## Requirement
From the entries below, copy out every line with "Frau" in it.

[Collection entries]
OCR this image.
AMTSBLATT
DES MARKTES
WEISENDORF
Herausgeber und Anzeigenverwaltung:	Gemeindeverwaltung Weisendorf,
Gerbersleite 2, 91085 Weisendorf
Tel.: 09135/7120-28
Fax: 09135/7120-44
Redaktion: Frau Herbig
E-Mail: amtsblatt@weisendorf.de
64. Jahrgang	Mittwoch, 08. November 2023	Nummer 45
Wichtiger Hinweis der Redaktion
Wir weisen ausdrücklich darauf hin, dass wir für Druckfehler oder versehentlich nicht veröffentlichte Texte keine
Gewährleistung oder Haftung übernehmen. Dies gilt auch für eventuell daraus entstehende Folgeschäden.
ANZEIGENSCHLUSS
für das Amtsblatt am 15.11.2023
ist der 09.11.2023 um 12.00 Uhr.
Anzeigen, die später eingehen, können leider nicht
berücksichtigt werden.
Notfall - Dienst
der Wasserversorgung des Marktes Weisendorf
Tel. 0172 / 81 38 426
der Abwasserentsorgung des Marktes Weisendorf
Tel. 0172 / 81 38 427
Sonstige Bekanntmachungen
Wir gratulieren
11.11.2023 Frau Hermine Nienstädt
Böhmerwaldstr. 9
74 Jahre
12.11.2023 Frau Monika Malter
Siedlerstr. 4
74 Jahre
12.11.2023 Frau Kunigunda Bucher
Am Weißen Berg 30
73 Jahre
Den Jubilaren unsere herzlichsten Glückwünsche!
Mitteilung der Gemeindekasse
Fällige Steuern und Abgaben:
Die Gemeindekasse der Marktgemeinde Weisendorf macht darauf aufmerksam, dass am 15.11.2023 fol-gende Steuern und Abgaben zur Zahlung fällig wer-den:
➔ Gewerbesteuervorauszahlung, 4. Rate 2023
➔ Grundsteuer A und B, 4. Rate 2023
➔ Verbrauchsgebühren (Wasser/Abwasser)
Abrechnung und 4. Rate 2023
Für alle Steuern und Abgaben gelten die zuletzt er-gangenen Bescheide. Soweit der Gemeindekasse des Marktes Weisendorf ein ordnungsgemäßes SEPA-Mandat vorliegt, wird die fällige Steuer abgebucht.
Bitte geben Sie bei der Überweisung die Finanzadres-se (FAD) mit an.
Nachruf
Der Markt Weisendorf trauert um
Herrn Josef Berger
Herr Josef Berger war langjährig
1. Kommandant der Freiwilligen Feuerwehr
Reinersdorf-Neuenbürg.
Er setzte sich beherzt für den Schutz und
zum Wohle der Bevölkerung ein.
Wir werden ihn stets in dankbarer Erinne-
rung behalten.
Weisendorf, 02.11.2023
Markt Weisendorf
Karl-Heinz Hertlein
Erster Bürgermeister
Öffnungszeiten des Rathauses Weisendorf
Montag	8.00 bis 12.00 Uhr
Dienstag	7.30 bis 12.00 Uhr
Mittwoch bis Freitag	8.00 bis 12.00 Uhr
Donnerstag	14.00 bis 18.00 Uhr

## Output for this task
Redaktion: Frau Herbig
11.11.2023 Frau Hermine Nienstädt
12.11.2023 Frau Monika Malter
12.11.2023 Frau Kunigunda Bucher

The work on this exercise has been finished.